>> Start Data supplied

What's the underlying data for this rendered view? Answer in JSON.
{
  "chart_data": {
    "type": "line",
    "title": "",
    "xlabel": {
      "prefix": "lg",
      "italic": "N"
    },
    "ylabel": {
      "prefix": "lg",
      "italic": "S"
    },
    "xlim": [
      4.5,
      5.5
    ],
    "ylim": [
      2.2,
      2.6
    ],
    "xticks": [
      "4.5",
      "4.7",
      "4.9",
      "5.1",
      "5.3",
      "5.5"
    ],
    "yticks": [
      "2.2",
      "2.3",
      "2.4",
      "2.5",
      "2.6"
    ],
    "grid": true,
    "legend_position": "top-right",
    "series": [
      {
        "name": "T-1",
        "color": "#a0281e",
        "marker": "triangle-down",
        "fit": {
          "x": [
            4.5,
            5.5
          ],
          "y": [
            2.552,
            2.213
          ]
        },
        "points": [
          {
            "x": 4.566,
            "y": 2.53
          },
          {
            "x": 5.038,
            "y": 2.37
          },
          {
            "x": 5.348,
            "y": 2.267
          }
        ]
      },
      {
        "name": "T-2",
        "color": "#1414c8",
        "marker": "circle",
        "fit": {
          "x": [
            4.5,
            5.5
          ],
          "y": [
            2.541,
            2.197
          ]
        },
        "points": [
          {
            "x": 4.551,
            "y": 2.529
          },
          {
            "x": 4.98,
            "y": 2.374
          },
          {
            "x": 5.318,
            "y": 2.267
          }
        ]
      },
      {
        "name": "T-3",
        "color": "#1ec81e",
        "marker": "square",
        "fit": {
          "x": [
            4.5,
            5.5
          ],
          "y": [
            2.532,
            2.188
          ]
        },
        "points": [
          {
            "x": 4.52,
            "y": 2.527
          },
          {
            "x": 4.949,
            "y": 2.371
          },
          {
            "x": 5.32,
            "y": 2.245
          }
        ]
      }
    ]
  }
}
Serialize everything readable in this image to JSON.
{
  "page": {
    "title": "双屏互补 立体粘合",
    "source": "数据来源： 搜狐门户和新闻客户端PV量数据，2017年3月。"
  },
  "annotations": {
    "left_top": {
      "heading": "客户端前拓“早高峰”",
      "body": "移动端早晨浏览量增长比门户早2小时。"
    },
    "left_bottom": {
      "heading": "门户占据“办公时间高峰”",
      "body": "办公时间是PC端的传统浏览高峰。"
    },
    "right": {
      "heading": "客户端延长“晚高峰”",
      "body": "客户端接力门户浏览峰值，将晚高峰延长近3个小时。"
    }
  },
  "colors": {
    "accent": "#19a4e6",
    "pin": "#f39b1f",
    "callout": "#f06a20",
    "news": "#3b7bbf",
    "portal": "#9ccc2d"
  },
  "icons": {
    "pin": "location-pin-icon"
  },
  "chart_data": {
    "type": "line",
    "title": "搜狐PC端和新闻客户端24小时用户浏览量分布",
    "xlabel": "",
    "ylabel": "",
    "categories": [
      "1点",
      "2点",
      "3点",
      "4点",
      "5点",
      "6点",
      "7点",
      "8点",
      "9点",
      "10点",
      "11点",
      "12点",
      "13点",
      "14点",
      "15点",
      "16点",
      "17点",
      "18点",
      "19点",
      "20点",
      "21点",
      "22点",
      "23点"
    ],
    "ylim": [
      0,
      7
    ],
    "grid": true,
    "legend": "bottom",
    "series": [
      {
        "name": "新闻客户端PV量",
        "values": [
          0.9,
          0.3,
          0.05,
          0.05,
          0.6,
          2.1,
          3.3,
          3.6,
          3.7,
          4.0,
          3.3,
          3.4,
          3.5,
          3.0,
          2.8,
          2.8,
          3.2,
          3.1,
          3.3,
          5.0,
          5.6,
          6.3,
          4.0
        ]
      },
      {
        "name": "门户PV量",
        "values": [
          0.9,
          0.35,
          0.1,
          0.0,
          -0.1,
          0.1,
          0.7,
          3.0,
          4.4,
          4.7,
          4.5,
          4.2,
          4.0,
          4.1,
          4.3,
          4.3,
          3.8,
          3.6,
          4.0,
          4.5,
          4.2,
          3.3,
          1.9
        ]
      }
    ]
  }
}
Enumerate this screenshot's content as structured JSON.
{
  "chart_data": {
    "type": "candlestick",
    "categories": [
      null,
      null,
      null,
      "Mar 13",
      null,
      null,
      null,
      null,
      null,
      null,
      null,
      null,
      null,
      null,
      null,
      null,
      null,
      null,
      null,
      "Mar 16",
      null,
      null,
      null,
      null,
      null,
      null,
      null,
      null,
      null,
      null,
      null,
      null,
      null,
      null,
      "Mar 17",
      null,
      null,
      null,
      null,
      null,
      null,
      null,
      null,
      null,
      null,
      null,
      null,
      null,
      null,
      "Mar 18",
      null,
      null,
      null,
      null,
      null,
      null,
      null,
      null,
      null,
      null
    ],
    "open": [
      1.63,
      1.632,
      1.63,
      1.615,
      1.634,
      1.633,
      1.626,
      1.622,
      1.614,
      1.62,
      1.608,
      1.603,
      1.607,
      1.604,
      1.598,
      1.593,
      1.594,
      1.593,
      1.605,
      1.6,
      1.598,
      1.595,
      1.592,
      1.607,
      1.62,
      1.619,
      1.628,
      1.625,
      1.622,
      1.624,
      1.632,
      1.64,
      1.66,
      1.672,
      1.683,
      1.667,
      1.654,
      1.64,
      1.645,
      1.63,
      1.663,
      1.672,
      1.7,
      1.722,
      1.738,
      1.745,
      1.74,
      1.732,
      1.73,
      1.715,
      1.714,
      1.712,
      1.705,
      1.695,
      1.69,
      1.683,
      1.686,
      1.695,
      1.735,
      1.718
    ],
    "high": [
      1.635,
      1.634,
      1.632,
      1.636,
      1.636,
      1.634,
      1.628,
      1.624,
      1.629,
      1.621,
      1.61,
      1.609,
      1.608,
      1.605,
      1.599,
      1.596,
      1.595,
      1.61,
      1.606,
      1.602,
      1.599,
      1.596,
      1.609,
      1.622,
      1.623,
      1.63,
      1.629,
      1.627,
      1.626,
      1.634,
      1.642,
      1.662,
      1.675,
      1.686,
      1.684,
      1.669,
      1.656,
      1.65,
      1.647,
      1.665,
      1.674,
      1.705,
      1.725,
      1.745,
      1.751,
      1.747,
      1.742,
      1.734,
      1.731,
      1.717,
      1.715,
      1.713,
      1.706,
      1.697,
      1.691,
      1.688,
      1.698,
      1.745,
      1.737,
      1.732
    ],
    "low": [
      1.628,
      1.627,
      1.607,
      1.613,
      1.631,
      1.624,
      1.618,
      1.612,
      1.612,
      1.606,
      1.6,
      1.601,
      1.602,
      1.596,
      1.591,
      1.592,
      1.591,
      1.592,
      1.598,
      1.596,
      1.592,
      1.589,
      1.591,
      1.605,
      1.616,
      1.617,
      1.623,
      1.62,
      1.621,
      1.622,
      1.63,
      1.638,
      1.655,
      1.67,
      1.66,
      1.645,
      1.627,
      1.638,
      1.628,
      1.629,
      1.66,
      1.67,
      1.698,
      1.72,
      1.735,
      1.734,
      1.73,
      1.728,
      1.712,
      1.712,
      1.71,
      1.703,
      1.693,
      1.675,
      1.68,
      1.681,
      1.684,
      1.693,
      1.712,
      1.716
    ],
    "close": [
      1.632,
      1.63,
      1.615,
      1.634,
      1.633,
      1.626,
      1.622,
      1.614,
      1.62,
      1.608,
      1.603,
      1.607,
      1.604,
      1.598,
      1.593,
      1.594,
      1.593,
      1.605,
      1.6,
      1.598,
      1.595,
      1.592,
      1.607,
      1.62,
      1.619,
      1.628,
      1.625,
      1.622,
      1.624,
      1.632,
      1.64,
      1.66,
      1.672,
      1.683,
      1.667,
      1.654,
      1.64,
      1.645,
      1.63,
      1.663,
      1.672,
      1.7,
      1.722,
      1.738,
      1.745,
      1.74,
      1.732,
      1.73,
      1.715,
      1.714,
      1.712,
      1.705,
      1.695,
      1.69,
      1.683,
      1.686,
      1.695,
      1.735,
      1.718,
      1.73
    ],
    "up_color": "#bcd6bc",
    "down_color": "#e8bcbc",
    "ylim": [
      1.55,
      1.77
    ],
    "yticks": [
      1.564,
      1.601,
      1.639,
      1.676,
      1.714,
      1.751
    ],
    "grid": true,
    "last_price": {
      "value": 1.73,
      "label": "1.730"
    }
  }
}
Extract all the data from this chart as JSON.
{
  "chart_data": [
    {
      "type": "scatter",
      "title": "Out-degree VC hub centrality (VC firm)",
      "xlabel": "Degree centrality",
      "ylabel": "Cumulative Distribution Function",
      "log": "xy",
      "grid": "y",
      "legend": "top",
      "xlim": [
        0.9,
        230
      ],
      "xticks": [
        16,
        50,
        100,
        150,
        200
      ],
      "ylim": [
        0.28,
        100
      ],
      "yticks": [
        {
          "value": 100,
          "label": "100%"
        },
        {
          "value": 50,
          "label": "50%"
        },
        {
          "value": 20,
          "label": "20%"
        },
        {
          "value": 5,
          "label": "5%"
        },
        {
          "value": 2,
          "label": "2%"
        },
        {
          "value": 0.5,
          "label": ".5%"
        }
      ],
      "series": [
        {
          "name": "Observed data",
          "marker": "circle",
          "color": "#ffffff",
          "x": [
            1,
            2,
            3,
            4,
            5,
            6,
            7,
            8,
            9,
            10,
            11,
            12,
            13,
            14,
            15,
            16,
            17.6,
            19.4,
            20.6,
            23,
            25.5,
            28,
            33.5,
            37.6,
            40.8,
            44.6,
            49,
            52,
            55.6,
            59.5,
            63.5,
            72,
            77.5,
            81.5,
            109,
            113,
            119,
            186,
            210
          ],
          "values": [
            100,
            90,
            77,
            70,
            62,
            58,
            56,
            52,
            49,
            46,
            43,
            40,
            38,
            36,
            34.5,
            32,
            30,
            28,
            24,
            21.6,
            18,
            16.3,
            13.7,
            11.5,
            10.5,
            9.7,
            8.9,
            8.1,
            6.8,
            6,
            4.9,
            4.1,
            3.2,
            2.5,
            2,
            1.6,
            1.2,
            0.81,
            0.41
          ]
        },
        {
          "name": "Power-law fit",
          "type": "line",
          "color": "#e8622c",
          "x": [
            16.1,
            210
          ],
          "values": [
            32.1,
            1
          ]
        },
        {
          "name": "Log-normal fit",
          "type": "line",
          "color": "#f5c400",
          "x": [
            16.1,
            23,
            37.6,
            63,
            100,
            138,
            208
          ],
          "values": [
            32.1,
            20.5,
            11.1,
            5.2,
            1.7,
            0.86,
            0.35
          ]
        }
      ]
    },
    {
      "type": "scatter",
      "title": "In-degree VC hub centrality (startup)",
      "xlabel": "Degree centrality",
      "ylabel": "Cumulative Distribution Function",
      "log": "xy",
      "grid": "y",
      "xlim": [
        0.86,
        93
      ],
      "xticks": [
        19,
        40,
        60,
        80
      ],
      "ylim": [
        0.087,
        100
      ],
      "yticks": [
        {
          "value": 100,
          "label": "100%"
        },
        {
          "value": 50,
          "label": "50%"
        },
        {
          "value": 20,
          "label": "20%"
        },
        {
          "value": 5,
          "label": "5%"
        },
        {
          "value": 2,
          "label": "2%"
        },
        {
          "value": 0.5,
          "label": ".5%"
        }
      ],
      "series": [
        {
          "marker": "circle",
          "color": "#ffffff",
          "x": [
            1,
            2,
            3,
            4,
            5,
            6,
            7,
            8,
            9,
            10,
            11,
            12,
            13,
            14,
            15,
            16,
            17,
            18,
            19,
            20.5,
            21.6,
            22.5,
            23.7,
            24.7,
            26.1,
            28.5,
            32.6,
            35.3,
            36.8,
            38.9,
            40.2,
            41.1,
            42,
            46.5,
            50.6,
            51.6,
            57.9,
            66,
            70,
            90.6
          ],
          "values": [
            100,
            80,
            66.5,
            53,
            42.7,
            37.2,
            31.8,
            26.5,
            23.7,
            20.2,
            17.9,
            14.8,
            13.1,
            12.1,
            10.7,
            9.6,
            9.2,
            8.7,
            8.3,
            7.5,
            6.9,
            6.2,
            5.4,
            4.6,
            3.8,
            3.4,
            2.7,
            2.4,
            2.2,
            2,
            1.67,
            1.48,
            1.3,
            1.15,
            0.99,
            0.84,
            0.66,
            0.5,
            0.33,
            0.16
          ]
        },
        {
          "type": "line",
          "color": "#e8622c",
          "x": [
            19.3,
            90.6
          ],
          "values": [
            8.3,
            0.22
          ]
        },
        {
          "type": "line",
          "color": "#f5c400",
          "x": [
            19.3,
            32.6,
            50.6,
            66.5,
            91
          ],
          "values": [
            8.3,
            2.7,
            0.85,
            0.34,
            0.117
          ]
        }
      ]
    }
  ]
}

>> End Data supplied

[Task objective]:
Copy out every line of the listing that includes the string "body".

[Output for this task]:
      "body": "移动端早晨浏览量增长比门户早2小时。"
      "body": "办公时间是PC端的传统浏览高峰。"
      "body": "客户端接力门户浏览峰值，将晚高峰延长近3个小时。"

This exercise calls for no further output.